#### WORK INSTRUCTIONS:
Starting with the line that has "Read out every word on this page." in it, repeat every line through the last one, word for word, and give nothing more.

Begin

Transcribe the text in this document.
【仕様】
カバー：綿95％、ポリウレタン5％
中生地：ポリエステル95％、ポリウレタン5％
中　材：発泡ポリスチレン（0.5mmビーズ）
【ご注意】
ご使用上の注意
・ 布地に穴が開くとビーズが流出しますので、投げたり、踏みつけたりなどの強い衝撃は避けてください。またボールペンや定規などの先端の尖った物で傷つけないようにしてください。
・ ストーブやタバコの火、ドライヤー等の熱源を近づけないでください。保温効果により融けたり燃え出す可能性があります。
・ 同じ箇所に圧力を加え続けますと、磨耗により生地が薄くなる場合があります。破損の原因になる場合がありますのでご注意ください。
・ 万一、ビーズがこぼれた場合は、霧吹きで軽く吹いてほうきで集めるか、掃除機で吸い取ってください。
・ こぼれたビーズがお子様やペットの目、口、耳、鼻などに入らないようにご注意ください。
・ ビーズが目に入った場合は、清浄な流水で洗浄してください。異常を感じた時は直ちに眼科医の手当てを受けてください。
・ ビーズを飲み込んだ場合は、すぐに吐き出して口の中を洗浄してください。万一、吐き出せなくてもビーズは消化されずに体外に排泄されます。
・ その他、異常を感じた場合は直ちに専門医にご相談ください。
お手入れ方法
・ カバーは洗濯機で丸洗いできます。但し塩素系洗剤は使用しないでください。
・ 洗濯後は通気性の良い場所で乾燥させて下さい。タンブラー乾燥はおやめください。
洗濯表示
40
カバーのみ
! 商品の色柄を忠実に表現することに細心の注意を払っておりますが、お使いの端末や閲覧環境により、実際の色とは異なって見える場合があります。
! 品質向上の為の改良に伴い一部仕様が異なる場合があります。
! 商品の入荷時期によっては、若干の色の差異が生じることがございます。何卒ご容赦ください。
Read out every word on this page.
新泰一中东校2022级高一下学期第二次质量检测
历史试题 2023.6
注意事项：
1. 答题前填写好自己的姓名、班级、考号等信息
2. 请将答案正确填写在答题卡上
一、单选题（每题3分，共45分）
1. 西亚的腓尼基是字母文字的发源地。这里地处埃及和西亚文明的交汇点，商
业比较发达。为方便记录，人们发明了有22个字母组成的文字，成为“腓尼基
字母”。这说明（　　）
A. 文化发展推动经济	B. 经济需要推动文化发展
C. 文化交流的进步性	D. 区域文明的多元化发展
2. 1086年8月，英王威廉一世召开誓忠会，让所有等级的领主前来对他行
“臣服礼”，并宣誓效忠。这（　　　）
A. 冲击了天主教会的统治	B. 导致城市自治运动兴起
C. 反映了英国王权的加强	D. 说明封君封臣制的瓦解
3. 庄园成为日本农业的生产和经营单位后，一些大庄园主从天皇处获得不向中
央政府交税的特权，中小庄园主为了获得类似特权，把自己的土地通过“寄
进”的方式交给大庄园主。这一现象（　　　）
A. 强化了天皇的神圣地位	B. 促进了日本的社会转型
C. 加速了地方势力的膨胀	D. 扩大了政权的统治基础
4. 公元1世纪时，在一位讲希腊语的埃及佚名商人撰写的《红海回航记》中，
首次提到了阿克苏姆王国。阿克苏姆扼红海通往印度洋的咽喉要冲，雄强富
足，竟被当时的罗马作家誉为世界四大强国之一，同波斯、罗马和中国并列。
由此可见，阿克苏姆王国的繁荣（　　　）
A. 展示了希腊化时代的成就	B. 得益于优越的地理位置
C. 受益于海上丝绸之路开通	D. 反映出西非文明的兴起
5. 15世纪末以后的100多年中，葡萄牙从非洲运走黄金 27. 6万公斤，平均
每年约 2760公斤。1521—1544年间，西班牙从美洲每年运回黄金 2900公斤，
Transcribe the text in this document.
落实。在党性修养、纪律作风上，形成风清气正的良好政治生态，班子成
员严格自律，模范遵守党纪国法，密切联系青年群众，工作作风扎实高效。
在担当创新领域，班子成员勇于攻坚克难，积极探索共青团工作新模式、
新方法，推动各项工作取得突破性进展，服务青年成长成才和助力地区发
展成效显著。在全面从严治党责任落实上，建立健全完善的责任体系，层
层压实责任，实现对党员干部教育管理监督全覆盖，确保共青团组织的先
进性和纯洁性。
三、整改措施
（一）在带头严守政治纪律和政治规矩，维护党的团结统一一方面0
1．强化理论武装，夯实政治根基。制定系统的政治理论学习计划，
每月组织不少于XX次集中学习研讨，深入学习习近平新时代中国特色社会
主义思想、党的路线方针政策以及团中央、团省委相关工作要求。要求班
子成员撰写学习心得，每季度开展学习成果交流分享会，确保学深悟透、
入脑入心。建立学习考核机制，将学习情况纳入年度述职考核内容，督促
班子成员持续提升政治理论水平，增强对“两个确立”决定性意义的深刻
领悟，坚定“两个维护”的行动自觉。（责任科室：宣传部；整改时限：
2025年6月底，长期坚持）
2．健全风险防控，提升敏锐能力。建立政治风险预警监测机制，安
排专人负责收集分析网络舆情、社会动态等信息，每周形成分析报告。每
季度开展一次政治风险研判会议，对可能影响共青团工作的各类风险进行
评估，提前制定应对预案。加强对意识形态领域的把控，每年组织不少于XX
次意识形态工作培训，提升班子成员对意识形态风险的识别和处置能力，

End

#### CORRECT RESULT:
Read out every word on this page.
新泰一中东校2022级高一下学期第二次质量检测
历史试题 2023.6
注意事项：
1. 答题前填写好自己的姓名、班级、考号等信息
2. 请将答案正确填写在答题卡上
一、单选题（每题3分，共45分）
1. 西亚的腓尼基是字母文字的发源地。这里地处埃及和西亚文明的交汇点，商
业比较发达。为方便记录，人们发明了有22个字母组成的文字，成为“腓尼基
字母”。这说明（　　）
A. 文化发展推动经济	B. 经济需要推动文化发展
C. 文化交流的进步性	D. 区域文明的多元化发展
2. 1086年8月，英王威廉一世召开誓忠会，让所有等级的领主前来对他行
“臣服礼”，并宣誓效忠。这（　　　）
A. 冲击了天主教会的统治	B. 导致城市自治运动兴起
C. 反映了英国王权的加强	D. 说明封君封臣制的瓦解
3. 庄园成为日本农业的生产和经营单位后，一些大庄园主从天皇处获得不向中
央政府交税的特权，中小庄园主为了获得类似特权，把自己的土地通过“寄
进”的方式交给大庄园主。这一现象（　　　）
A. 强化了天皇的神圣地位	B. 促进了日本的社会转型
C. 加速了地方势力的膨胀	D. 扩大了政权的统治基础
4. 公元1世纪时，在一位讲希腊语的埃及佚名商人撰写的《红海回航记》中，
首次提到了阿克苏姆王国。阿克苏姆扼红海通往印度洋的咽喉要冲，雄强富
足，竟被当时的罗马作家誉为世界四大强国之一，同波斯、罗马和中国并列。
由此可见，阿克苏姆王国的繁荣（　　　）
A. 展示了希腊化时代的成就	B. 得益于优越的地理位置
C. 受益于海上丝绸之路开通	D. 反映出西非文明的兴起
5. 15世纪末以后的100多年中，葡萄牙从非洲运走黄金 27. 6万公斤，平均
每年约 2760公斤。1521—1544年间，西班牙从美洲每年运回黄金 2900公斤，
Transcribe the text in this document.
落实。在党性修养、纪律作风上，形成风清气正的良好政治生态，班子成
员严格自律，模范遵守党纪国法，密切联系青年群众，工作作风扎实高效。
在担当创新领域，班子成员勇于攻坚克难，积极探索共青团工作新模式、
新方法，推动各项工作取得突破性进展，服务青年成长成才和助力地区发
展成效显著。在全面从严治党责任落实上，建立健全完善的责任体系，层
层压实责任，实现对党员干部教育管理监督全覆盖，确保共青团组织的先
进性和纯洁性。
三、整改措施
（一）在带头严守政治纪律和政治规矩，维护党的团结统一一方面0
1．强化理论武装，夯实政治根基。制定系统的政治理论学习计划，
每月组织不少于XX次集中学习研讨，深入学习习近平新时代中国特色社会
主义思想、党的路线方针政策以及团中央、团省委相关工作要求。要求班
子成员撰写学习心得，每季度开展学习成果交流分享会，确保学深悟透、
入脑入心。建立学习考核机制，将学习情况纳入年度述职考核内容，督促
班子成员持续提升政治理论水平，增强对“两个确立”决定性意义的深刻
领悟，坚定“两个维护”的行动自觉。（责任科室：宣传部；整改时限：
2025年6月底，长期坚持）
2．健全风险防控，提升敏锐能力。建立政治风险预警监测机制，安
排专人负责收集分析网络舆情、社会动态等信息，每周形成分析报告。每
季度开展一次政治风险研判会议，对可能影响共青团工作的各类风险进行
评估，提前制定应对预案。加强对意识形态领域的把控，每年组织不少于XX
次意识形态工作培训，提升班子成员对意识形态风险的识别和处置能力，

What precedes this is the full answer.